- What you need to do -
Note how many lines hold "this" and report that number by itself.

··········

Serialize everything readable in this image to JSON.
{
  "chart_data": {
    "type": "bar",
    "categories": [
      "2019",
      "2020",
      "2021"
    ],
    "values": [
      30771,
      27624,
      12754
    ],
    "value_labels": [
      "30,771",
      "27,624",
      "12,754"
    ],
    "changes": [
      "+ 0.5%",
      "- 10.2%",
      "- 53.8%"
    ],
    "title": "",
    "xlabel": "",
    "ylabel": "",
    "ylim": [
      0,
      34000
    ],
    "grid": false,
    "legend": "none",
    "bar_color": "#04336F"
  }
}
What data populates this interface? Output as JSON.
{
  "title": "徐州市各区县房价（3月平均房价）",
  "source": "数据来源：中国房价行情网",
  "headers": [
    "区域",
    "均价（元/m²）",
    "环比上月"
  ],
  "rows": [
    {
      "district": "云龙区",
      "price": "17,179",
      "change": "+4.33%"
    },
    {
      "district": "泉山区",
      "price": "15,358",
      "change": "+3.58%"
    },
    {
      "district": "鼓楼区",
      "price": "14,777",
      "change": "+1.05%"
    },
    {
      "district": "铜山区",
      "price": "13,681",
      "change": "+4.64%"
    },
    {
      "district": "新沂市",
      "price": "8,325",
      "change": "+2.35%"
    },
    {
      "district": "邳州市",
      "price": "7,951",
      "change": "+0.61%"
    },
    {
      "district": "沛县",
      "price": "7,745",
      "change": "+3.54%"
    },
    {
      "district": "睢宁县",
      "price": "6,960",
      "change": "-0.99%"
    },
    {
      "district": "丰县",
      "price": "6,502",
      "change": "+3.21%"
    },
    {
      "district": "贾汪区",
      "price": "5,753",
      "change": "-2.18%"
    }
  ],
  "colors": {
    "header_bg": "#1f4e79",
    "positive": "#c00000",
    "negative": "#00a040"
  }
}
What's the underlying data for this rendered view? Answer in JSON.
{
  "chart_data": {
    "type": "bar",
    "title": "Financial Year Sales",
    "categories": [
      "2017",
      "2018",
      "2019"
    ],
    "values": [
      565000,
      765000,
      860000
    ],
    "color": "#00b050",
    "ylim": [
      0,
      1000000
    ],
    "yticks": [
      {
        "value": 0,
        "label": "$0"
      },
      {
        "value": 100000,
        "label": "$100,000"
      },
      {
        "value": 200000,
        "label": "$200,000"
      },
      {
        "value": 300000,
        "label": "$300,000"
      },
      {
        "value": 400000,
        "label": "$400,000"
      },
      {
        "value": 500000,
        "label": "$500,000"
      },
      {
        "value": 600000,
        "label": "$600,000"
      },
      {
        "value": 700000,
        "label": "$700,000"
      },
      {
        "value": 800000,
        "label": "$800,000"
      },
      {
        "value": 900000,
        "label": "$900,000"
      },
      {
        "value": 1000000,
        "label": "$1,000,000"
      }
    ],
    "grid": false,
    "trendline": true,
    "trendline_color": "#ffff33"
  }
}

··········

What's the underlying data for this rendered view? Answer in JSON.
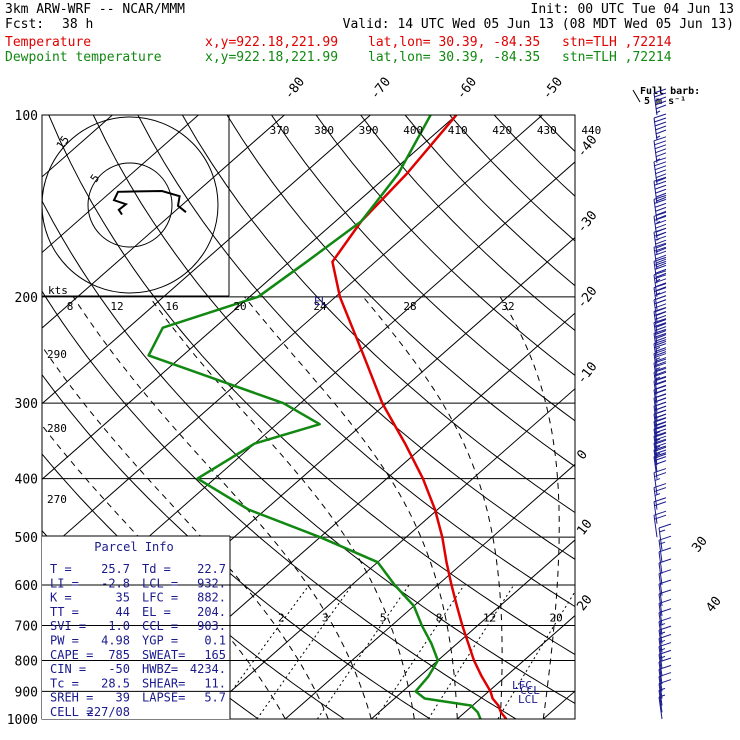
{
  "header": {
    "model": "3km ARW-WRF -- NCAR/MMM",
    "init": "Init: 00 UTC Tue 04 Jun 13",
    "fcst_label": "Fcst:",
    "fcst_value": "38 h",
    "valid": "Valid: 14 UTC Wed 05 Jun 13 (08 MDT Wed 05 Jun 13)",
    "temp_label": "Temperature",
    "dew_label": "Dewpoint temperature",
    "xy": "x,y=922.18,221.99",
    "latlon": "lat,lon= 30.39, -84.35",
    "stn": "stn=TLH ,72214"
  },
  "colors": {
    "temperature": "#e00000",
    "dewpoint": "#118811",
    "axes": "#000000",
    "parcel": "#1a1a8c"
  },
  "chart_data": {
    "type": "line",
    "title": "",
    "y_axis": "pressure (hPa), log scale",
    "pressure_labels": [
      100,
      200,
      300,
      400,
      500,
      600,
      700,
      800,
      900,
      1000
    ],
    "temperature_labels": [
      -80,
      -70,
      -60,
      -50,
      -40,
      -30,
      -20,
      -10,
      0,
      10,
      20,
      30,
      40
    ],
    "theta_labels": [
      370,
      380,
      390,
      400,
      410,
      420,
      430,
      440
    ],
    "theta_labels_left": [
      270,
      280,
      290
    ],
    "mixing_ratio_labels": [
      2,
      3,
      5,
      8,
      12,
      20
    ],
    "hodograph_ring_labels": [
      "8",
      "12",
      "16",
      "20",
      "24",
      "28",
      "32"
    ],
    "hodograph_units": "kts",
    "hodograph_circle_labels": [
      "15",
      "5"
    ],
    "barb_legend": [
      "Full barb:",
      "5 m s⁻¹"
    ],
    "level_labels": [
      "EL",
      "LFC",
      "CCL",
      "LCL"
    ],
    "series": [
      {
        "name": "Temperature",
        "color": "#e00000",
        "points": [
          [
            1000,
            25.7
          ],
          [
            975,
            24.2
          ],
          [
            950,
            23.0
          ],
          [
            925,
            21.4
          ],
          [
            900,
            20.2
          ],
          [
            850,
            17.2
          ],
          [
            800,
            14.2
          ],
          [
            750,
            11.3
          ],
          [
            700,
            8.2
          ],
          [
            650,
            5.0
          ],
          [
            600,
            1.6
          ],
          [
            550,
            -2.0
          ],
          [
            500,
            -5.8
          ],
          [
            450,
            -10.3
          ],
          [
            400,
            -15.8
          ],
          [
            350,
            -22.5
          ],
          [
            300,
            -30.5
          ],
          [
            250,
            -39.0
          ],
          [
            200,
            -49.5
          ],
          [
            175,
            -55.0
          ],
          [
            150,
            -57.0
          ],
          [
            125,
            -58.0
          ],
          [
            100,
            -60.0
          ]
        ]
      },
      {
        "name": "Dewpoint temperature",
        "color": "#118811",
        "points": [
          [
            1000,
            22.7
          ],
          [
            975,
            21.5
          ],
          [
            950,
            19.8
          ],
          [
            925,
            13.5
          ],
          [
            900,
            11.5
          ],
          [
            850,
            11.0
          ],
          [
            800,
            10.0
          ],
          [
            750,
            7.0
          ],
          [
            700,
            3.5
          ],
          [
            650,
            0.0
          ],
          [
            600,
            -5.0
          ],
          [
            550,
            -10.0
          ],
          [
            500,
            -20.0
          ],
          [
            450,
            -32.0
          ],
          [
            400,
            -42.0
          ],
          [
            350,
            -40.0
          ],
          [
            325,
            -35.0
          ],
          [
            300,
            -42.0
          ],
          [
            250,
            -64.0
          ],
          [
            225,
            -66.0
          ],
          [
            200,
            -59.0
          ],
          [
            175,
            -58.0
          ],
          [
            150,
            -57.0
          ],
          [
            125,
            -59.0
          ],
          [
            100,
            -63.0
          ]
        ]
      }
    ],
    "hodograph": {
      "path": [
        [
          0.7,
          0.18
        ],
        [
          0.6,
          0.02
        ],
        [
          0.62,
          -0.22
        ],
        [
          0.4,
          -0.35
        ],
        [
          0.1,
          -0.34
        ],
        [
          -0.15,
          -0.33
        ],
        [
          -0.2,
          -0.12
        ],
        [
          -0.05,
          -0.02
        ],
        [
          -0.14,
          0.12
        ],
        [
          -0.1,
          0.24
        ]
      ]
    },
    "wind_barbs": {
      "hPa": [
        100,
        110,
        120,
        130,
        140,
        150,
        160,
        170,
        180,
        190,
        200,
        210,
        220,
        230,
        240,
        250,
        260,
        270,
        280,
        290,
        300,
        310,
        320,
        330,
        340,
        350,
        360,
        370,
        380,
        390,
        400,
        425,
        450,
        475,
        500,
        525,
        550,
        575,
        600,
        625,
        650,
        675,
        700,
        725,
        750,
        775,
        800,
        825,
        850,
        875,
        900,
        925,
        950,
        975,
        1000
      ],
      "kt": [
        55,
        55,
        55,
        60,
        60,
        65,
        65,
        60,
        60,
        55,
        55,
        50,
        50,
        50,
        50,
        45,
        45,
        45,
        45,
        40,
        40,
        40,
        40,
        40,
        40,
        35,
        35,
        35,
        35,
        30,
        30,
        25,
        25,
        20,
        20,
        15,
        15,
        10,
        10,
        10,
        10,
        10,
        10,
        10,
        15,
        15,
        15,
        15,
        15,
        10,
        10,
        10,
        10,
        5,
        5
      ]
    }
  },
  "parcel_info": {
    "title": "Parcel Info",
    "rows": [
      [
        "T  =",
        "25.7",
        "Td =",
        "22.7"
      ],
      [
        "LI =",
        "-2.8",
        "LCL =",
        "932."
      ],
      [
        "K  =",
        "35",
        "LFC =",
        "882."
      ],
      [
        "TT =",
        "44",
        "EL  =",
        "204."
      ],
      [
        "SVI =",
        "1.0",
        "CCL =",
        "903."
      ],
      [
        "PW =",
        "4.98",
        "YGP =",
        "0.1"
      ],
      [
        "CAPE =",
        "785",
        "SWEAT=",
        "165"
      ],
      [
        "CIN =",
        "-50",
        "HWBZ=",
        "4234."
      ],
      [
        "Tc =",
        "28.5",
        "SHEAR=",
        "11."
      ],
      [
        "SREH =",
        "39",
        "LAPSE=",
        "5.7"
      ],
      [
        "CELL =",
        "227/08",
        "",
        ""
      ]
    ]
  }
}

··········

- Exercise solution -
4